Begin
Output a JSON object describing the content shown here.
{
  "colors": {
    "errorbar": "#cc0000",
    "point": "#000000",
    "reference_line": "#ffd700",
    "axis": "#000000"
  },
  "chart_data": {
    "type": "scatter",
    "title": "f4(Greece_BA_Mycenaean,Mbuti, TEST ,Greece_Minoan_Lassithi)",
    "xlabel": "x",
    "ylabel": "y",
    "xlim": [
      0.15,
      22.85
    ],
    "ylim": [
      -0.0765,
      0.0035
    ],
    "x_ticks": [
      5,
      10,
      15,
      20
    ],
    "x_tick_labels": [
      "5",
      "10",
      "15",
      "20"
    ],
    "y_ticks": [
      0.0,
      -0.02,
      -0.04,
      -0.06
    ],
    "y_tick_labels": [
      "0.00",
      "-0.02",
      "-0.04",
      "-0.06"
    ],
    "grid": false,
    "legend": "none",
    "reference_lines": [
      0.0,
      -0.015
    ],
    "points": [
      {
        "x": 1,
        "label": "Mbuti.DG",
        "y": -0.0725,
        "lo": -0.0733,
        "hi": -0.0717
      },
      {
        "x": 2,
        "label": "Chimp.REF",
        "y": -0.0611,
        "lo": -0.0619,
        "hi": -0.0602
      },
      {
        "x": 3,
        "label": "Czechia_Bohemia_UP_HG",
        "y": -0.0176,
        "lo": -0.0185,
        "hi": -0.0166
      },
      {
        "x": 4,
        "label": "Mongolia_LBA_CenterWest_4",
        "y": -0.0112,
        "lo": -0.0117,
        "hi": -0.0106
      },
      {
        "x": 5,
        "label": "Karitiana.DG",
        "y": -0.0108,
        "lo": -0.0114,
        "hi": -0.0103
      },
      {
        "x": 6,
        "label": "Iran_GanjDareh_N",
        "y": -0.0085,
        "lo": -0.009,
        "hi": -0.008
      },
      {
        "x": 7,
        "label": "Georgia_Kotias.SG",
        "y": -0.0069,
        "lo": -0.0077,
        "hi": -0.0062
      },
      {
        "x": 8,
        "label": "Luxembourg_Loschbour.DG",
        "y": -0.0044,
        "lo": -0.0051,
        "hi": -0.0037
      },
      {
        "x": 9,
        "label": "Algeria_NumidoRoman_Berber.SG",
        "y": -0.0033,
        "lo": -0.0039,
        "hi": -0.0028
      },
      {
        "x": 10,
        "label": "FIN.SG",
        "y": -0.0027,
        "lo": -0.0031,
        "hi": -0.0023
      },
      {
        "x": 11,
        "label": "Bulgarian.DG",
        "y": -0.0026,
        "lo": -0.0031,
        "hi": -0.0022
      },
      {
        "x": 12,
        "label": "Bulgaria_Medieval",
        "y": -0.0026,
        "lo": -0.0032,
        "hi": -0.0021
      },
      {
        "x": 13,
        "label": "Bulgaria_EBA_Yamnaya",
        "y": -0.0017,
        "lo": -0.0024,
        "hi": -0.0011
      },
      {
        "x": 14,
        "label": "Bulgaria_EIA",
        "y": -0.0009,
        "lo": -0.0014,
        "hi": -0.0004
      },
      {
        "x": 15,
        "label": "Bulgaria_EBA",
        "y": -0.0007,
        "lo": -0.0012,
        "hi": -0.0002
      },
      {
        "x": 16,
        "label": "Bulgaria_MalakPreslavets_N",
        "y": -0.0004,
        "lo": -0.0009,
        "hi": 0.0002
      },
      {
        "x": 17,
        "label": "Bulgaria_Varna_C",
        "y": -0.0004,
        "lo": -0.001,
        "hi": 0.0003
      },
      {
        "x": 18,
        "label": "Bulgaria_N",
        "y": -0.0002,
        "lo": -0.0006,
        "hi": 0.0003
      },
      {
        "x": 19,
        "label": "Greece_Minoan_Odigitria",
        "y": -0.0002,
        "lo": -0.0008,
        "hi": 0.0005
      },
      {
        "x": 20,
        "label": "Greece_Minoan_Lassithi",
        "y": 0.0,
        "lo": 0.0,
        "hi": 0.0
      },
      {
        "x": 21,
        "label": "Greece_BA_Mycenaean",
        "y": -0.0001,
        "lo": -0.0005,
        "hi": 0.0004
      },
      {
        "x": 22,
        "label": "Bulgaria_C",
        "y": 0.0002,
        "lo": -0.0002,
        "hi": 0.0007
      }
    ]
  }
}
End
* [The request]:
Copy out every line from the records that has the word "Mbuti".

* [Result of the task]:
    "title": "f4(Greece_BA_Mycenaean,Mbuti, TEST ,Greece_Minoan_Lassithi)",
        "label": "Mbuti.DG",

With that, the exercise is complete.